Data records
----------------

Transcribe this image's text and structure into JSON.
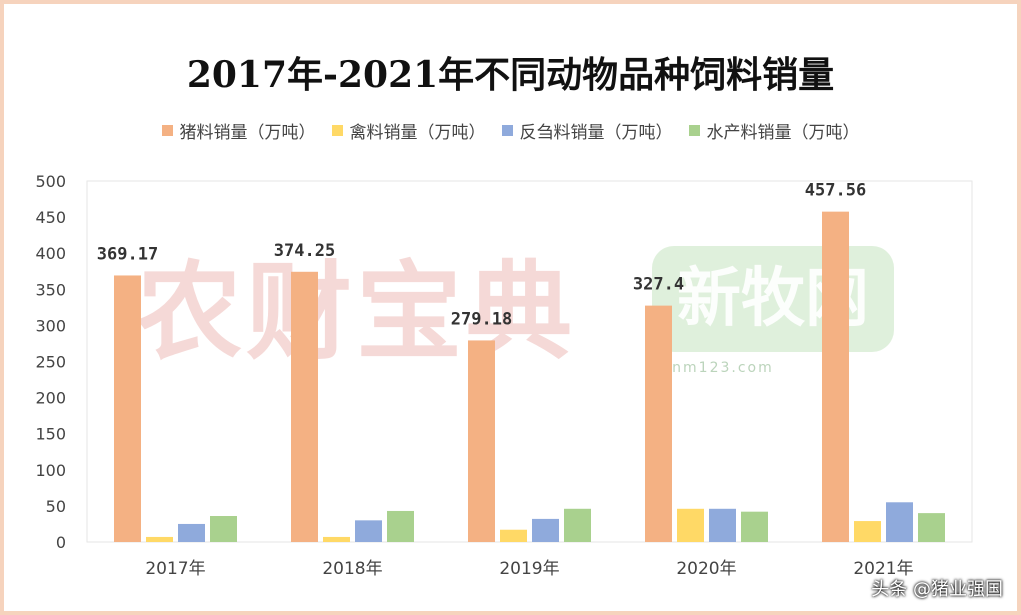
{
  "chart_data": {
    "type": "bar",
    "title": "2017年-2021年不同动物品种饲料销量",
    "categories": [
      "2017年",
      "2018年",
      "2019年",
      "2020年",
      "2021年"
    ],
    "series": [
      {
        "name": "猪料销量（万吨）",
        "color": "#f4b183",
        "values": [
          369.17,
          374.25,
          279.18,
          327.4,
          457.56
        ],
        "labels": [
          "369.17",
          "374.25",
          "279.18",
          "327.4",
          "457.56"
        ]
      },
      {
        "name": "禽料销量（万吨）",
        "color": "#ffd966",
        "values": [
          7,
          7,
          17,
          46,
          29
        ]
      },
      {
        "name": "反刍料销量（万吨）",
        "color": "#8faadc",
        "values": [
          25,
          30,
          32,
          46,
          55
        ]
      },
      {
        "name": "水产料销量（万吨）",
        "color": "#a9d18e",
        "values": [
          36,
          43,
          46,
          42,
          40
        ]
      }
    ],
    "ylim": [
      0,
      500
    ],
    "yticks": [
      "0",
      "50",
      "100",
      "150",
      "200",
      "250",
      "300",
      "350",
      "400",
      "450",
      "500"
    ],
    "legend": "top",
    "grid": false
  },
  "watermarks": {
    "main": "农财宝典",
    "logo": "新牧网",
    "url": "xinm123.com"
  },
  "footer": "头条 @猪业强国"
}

----------------

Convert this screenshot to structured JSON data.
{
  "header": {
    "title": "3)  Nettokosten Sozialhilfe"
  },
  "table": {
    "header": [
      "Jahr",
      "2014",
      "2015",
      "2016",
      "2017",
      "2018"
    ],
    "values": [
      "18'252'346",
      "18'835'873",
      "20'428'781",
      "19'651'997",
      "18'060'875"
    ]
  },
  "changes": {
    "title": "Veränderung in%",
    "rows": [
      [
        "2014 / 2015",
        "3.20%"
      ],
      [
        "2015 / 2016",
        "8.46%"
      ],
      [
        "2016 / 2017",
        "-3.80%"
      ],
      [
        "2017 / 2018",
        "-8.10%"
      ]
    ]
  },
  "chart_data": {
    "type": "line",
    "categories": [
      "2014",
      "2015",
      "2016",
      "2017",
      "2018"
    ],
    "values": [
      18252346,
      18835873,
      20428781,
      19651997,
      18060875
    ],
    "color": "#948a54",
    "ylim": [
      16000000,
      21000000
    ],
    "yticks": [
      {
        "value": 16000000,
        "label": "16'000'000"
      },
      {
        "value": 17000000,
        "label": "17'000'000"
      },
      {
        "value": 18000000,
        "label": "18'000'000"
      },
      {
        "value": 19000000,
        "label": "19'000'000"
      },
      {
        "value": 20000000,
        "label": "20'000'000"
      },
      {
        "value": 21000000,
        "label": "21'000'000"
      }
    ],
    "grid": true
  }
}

----------------

Gather all lines where the word "this" appears.

Transcribe this image's text and structure into JSON.
Convert this screenshot to structured JSON data.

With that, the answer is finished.